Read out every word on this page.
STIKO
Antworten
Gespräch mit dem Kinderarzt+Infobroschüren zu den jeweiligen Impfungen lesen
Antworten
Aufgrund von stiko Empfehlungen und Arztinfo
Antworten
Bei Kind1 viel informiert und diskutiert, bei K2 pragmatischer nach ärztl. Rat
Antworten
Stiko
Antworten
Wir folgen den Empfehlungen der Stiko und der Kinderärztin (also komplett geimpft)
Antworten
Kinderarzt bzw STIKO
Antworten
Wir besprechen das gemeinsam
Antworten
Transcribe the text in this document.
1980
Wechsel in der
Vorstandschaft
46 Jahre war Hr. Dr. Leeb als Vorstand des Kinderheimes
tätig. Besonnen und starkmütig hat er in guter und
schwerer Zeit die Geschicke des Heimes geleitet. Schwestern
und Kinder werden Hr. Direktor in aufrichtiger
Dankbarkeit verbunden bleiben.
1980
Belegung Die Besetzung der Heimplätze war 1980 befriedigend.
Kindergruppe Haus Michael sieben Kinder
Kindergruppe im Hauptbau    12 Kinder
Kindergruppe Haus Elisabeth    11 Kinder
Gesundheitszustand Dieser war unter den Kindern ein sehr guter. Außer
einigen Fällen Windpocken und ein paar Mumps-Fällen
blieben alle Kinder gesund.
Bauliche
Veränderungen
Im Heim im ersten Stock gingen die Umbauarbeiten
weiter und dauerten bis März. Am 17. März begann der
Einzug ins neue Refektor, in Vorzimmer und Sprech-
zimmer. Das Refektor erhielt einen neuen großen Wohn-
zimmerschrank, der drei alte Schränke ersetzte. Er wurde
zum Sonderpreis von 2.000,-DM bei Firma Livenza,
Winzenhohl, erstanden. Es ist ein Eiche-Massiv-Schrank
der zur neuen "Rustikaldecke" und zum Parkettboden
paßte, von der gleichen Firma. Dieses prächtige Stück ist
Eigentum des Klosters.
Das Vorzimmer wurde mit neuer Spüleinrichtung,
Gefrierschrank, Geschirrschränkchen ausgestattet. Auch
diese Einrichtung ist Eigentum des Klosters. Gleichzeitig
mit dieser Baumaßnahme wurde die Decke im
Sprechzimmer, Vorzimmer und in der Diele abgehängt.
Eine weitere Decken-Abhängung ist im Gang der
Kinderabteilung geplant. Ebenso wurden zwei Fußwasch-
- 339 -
⁂
GIVEN REQUEST:
From the records above, extract every entry verbatim.

REPLY TO THE EXERCISE:
Read out every word on this page.
STIKO
Antworten
Gespräch mit dem Kinderarzt+Infobroschüren zu den jeweiligen Impfungen lesen
Antworten
Aufgrund von stiko Empfehlungen und Arztinfo
Antworten
Bei Kind1 viel informiert und diskutiert, bei K2 pragmatischer nach ärztl. Rat
Antworten
Stiko
Antworten
Wir folgen den Empfehlungen der Stiko und der Kinderärztin (also komplett geimpft)
Antworten
Kinderarzt bzw STIKO
Antworten
Wir besprechen das gemeinsam
Antworten
Transcribe the text in this document.
1980
Wechsel in der
Vorstandschaft
46 Jahre war Hr. Dr. Leeb als Vorstand des Kinderheimes
tätig. Besonnen und starkmütig hat er in guter und
schwerer Zeit die Geschicke des Heimes geleitet. Schwestern
und Kinder werden Hr. Direktor in aufrichtiger
Dankbarkeit verbunden bleiben.
1980
Belegung Die Besetzung der Heimplätze war 1980 befriedigend.
Kindergruppe Haus Michael sieben Kinder
Kindergruppe im Hauptbau    12 Kinder
Kindergruppe Haus Elisabeth    11 Kinder
Gesundheitszustand Dieser war unter den Kindern ein sehr guter. Außer
einigen Fällen Windpocken und ein paar Mumps-Fällen
blieben alle Kinder gesund.
Bauliche
Veränderungen
Im Heim im ersten Stock gingen die Umbauarbeiten
weiter und dauerten bis März. Am 17. März begann der
Einzug ins neue Refektor, in Vorzimmer und Sprech-
zimmer. Das Refektor erhielt einen neuen großen Wohn-
zimmerschrank, der drei alte Schränke ersetzte. Er wurde
zum Sonderpreis von 2.000,-DM bei Firma Livenza,
Winzenhohl, erstanden. Es ist ein Eiche-Massiv-Schrank
der zur neuen "Rustikaldecke" und zum Parkettboden
paßte, von der gleichen Firma. Dieses prächtige Stück ist
Eigentum des Klosters.
Das Vorzimmer wurde mit neuer Spüleinrichtung,
Gefrierschrank, Geschirrschränkchen ausgestattet. Auch
diese Einrichtung ist Eigentum des Klosters. Gleichzeitig
mit dieser Baumaßnahme wurde die Decke im
Sprechzimmer, Vorzimmer und in der Diele abgehängt.
Eine weitere Decken-Abhängung ist im Gang der
Kinderabteilung geplant. Ebenso wurden zwei Fußwasch-
- 339 -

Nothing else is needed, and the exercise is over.